Selected extract.
# I have a newer model John Deere won't start



## always deere (Sep 29, 2017)

I turn the key the fuel system and the fuse box just clicks won't start 

Sent from my Z798BL using Tractor Forum mobile app


----------



## pogobill (Jan 31, 2012)

Sounds like a dead battery or a poor ground. Would help if you were a little more specific about which John Deere product that you have. Is it a push mower or a combine?


----------



## Hoodoo Valley (Nov 14, 2006)

Welcome to the forum AD! Might also be a safety switch not engaged such as the seat, the drive is in gear, PTO engaged etc. What model is it that you have? This will help so the others can diagnose as well.


----------



## TFAdmin (Jun 8, 2011)

Supplied entries.
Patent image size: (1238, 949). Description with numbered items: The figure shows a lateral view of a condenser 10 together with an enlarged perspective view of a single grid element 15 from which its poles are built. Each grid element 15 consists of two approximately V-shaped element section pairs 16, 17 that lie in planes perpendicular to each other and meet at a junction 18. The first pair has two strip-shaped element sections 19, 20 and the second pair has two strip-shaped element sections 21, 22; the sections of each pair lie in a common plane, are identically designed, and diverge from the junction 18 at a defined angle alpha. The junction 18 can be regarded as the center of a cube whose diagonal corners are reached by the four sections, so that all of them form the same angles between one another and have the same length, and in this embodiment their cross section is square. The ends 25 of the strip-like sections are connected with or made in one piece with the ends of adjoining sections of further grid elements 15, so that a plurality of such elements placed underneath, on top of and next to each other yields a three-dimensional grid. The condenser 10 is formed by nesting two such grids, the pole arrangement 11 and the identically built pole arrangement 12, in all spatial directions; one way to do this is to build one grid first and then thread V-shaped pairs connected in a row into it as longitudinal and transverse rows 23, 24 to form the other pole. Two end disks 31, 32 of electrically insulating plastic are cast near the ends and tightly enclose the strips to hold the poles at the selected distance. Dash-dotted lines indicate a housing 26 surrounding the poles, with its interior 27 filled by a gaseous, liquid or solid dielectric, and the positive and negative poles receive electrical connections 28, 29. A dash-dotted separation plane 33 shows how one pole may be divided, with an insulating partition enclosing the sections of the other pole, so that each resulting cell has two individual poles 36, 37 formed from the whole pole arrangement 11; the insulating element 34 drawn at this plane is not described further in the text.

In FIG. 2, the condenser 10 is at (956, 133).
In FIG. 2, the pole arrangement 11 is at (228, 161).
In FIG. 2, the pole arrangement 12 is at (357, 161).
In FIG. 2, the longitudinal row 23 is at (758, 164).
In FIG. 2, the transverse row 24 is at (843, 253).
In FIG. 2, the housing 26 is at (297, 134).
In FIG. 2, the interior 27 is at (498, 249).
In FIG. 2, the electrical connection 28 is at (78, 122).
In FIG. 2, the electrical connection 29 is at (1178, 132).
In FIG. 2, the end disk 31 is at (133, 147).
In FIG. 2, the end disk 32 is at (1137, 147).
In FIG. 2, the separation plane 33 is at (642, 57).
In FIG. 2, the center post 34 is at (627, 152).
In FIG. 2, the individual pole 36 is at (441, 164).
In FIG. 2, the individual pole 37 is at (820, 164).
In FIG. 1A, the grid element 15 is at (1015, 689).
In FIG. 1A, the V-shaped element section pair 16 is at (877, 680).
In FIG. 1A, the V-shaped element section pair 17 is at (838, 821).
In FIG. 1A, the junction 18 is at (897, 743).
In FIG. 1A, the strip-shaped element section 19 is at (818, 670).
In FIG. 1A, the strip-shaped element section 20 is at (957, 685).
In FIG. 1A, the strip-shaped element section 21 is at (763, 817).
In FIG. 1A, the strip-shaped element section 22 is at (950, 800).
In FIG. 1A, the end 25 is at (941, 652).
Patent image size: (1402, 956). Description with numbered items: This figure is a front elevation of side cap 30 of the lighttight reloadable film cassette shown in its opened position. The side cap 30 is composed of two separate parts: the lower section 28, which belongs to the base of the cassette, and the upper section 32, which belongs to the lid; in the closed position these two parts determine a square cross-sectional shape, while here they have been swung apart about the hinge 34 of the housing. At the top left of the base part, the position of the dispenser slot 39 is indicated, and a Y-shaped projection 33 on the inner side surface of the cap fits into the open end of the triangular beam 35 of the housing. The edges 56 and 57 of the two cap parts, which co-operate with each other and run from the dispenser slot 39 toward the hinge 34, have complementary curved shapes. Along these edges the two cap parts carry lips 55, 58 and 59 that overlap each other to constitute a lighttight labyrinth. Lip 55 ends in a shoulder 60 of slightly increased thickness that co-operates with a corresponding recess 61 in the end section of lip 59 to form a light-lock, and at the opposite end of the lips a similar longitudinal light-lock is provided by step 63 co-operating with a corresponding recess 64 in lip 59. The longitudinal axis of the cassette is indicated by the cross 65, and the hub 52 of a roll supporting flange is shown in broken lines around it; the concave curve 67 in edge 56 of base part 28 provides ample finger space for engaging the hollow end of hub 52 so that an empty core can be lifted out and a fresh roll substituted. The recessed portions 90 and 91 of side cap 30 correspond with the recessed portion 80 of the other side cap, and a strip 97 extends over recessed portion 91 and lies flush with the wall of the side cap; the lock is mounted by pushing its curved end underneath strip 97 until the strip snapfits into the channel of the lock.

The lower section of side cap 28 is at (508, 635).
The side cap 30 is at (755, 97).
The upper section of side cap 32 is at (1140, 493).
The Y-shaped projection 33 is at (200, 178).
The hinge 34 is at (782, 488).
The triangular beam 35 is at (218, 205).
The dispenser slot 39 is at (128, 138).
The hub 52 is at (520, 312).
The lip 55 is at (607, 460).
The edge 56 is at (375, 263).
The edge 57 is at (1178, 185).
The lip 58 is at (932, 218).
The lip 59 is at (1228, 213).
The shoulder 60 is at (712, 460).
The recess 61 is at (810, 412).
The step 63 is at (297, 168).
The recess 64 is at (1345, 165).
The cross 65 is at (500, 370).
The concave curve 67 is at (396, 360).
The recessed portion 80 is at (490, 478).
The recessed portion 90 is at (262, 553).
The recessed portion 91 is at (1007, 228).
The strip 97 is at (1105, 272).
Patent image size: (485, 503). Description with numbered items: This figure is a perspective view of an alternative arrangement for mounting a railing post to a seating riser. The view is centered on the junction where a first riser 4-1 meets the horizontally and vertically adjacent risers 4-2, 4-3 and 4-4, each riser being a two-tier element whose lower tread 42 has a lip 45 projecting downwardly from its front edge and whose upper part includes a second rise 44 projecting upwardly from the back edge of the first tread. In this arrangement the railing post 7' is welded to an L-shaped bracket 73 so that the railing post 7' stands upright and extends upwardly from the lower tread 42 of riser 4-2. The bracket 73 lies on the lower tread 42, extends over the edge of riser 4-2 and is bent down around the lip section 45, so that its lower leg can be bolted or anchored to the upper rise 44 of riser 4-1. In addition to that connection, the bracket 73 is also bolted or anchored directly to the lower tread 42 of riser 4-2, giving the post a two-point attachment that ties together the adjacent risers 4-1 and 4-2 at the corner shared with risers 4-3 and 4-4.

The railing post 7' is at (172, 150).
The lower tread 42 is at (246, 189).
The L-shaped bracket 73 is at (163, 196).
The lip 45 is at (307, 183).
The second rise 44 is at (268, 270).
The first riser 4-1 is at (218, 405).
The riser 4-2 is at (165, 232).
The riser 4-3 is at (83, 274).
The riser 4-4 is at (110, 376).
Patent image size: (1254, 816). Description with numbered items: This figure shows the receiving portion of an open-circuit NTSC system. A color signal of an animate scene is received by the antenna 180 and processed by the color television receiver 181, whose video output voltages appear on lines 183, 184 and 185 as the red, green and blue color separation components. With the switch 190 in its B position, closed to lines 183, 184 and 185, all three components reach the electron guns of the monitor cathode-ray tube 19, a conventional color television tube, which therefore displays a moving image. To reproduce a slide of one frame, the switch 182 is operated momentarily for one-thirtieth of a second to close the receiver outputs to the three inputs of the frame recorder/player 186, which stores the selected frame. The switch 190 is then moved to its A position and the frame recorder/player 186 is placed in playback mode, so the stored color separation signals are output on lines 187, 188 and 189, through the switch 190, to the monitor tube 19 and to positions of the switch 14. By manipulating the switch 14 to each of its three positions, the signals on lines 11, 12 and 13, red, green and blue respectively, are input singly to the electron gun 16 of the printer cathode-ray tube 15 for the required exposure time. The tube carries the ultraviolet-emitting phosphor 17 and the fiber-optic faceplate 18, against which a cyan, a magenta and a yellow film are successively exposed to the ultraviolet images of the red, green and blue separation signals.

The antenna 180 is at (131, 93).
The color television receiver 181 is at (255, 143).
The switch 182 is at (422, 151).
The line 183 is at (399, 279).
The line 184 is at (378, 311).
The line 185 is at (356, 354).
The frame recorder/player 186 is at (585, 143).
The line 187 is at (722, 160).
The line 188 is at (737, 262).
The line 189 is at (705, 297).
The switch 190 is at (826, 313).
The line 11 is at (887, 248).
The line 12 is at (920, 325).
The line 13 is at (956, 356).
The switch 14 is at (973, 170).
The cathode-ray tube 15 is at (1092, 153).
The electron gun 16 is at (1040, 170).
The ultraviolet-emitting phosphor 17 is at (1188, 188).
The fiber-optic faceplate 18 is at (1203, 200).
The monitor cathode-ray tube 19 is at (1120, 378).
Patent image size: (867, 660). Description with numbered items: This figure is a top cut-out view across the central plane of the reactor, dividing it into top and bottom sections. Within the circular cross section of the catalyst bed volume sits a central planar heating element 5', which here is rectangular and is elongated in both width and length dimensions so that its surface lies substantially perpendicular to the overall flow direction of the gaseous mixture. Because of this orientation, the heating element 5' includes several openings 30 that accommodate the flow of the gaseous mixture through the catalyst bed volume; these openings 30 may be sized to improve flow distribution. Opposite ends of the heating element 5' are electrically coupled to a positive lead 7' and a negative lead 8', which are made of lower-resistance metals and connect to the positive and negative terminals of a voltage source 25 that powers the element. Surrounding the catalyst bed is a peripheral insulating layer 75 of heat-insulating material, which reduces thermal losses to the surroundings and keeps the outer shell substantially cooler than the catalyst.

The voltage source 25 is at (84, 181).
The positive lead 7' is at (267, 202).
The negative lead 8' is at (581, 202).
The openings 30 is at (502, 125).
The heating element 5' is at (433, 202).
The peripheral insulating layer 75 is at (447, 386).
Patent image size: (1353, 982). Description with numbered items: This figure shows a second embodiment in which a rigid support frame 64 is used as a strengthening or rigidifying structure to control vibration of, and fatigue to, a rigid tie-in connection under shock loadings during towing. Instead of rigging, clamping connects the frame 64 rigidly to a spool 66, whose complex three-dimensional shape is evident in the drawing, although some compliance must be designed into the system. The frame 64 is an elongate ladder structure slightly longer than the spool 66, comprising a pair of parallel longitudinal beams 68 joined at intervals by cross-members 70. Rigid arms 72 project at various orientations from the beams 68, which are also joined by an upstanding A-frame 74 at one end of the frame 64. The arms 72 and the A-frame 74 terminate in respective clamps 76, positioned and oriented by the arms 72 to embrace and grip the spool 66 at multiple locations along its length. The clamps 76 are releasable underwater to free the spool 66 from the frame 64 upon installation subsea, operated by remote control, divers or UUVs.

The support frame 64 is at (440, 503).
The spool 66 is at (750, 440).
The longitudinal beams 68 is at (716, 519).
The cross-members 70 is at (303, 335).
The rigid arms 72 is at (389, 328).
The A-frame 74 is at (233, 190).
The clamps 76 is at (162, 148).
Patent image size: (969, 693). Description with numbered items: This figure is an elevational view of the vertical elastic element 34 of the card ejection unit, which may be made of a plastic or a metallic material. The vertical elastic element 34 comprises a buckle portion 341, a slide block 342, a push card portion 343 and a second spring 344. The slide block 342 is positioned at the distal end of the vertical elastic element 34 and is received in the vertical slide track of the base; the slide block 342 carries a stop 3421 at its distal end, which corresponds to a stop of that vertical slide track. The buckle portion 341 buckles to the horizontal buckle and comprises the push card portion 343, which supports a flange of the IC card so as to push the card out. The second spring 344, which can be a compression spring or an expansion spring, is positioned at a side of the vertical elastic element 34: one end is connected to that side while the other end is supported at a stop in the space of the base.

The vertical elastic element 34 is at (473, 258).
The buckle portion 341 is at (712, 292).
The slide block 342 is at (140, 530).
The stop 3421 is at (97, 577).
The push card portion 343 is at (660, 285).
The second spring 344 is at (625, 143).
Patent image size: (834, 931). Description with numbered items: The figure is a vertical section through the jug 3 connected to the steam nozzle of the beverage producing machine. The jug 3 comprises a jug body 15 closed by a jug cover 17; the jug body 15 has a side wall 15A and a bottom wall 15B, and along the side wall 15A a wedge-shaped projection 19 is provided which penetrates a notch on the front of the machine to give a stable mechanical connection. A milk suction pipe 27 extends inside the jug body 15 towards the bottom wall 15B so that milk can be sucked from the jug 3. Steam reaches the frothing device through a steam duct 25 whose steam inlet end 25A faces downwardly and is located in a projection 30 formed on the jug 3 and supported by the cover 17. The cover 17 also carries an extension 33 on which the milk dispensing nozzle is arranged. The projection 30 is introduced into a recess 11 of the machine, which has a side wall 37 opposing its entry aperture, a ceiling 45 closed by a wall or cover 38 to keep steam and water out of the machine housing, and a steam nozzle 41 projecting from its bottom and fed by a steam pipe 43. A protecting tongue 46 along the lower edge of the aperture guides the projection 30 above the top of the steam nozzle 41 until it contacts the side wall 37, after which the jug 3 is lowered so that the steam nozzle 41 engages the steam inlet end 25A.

Exercise description. Proceed with the forum thread about the John Deere that won't start, picking up after its last line. The records play no part in the work here.

Answer for this exercise.
I would like to move this thread to the proper forum. What model JD do you have? Is it Garden or Big?


----------



## Hoodoo Valley (Nov 14, 2006)

I asked what model so I could get an idea, but haven't heard yet.


----------



## TFAdmin (Jun 8, 2011)

If you hear back you can proceed in moving it. If you'd prefer I do it let me know.


----------



## Hoodoo Valley (Nov 14, 2006)

I'm going to go out on a limb here and think it's a mower.


----------



## TFAdmin (Jun 8, 2011)

I got it moved till we hear back.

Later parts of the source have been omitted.